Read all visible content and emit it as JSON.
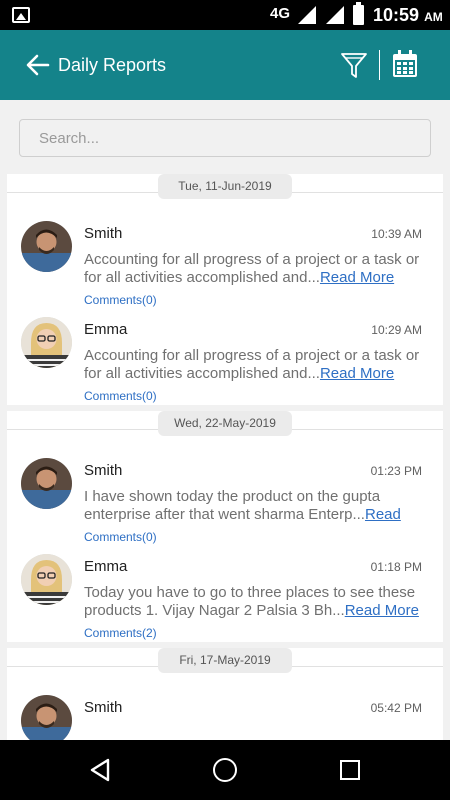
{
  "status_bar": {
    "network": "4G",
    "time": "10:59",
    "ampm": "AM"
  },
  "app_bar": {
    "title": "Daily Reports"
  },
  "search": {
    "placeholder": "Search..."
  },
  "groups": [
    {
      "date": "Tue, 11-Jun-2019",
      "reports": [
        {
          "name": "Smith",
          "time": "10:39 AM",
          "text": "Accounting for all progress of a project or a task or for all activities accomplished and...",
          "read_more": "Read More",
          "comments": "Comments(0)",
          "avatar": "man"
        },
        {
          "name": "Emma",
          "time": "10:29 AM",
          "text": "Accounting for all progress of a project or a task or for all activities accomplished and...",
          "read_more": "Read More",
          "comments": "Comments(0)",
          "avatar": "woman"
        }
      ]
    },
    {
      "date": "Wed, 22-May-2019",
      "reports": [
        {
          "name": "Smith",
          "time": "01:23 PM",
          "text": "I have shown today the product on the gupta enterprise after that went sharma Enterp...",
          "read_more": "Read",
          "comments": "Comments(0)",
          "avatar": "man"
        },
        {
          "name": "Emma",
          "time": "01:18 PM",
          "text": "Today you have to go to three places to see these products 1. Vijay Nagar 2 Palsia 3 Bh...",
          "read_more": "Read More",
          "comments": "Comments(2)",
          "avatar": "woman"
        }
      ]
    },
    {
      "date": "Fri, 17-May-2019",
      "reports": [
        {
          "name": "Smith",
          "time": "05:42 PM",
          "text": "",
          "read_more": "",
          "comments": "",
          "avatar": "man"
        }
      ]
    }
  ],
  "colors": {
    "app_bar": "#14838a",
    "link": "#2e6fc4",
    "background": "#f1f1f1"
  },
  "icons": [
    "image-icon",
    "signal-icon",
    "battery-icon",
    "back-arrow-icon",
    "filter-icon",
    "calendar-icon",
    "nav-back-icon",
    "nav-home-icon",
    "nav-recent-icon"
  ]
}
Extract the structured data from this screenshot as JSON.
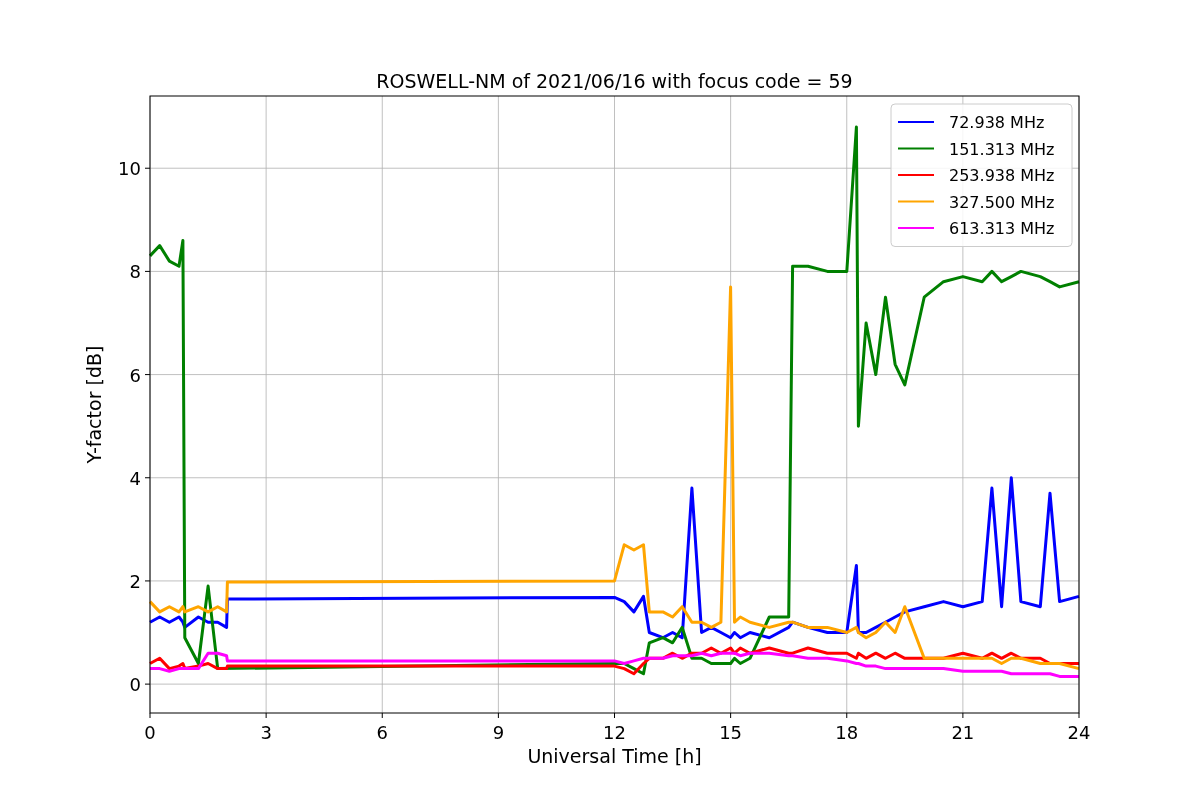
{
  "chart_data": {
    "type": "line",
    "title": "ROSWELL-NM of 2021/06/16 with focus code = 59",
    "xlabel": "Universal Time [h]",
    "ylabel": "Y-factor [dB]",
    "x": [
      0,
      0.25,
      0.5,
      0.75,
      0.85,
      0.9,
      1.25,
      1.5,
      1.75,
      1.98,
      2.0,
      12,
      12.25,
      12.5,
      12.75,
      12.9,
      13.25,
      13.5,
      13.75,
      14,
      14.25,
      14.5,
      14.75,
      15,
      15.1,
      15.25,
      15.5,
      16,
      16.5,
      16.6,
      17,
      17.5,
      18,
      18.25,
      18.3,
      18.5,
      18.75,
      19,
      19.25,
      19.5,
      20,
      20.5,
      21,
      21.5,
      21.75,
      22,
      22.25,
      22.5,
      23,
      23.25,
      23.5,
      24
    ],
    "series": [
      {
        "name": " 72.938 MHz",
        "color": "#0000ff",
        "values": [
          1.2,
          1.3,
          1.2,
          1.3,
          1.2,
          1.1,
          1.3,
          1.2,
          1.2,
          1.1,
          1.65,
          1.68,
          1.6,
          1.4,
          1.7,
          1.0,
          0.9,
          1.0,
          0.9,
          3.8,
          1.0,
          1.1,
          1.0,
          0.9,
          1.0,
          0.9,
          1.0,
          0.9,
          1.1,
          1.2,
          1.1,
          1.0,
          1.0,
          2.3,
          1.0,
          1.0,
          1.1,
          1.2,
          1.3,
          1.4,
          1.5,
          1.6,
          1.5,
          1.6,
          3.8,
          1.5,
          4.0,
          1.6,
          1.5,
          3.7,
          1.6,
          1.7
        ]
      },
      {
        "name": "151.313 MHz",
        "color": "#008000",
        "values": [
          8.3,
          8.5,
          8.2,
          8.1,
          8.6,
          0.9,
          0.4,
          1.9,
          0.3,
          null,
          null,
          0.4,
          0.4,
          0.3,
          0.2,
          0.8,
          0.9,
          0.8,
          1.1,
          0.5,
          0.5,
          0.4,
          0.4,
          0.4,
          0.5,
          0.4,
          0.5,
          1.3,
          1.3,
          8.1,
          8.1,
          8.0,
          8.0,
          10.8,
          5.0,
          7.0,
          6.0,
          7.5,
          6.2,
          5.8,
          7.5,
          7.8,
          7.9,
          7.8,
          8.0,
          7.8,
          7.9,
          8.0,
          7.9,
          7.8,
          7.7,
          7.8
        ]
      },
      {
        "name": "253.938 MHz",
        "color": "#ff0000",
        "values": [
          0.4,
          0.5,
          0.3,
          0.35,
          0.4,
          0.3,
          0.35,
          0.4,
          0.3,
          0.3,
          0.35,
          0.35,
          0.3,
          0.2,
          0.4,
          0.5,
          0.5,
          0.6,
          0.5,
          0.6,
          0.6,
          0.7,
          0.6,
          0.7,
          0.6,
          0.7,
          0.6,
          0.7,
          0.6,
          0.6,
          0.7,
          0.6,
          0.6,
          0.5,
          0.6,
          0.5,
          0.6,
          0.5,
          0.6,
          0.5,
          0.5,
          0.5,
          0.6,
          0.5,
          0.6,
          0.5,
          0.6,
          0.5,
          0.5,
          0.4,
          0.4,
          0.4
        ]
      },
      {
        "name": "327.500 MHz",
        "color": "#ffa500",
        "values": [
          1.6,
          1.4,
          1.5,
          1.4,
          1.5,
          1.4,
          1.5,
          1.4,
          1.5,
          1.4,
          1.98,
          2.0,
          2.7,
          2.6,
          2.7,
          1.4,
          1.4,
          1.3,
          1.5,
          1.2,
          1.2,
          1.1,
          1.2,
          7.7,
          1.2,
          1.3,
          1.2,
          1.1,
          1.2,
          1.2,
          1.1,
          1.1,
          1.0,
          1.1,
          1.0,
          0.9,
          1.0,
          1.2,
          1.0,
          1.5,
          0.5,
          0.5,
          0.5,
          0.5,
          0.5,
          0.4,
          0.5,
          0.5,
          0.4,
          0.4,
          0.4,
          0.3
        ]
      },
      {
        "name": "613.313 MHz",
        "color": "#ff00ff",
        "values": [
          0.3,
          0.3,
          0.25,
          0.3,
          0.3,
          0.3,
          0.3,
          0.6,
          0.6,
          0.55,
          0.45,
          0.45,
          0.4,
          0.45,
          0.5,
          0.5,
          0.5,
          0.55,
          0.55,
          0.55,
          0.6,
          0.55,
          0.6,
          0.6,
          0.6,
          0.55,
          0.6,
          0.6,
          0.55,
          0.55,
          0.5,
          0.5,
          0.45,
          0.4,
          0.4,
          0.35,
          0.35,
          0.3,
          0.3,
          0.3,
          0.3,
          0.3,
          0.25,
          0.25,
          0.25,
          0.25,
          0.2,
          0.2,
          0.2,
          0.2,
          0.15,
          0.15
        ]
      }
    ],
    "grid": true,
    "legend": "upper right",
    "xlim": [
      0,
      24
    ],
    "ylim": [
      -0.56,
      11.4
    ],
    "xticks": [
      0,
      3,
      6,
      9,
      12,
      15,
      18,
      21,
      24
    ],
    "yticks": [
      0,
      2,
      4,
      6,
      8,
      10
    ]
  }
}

####################

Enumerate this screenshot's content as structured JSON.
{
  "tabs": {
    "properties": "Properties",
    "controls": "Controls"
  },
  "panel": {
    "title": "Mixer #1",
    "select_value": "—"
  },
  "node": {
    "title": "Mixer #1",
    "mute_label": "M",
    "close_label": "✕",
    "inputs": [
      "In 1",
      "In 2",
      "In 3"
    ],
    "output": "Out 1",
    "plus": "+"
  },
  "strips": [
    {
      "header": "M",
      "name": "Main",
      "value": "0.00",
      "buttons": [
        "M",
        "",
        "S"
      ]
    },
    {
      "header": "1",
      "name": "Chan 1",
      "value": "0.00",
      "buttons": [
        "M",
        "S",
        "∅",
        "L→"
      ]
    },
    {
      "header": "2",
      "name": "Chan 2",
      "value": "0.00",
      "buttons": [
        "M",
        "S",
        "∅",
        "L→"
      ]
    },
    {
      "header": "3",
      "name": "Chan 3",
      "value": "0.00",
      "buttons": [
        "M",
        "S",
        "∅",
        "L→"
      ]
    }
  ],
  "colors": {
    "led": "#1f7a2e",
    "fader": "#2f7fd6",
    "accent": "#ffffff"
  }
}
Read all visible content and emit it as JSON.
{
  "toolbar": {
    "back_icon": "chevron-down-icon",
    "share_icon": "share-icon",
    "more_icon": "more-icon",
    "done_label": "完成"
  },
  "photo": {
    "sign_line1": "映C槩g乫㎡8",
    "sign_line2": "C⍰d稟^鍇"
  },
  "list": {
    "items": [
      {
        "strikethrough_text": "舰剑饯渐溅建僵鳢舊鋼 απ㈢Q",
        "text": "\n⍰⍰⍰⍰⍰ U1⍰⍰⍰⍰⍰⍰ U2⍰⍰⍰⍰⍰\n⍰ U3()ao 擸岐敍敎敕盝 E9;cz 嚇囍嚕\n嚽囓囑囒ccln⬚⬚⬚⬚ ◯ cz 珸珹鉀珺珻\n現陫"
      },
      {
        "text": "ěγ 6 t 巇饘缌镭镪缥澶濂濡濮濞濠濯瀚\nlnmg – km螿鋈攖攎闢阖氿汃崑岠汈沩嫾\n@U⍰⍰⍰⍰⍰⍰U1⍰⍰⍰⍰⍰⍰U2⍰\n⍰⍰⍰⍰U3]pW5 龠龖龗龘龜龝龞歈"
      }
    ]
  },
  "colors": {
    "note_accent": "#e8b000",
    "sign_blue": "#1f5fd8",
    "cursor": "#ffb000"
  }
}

####################

• [Task to complete] Read the data above and pull out each line that holds the string "date".

• [Expected answer]
      "date": "Tue, 11-Jun-2019",
      "date": "Wed, 22-May-2019",
      "date": "Fri, 17-May-2019",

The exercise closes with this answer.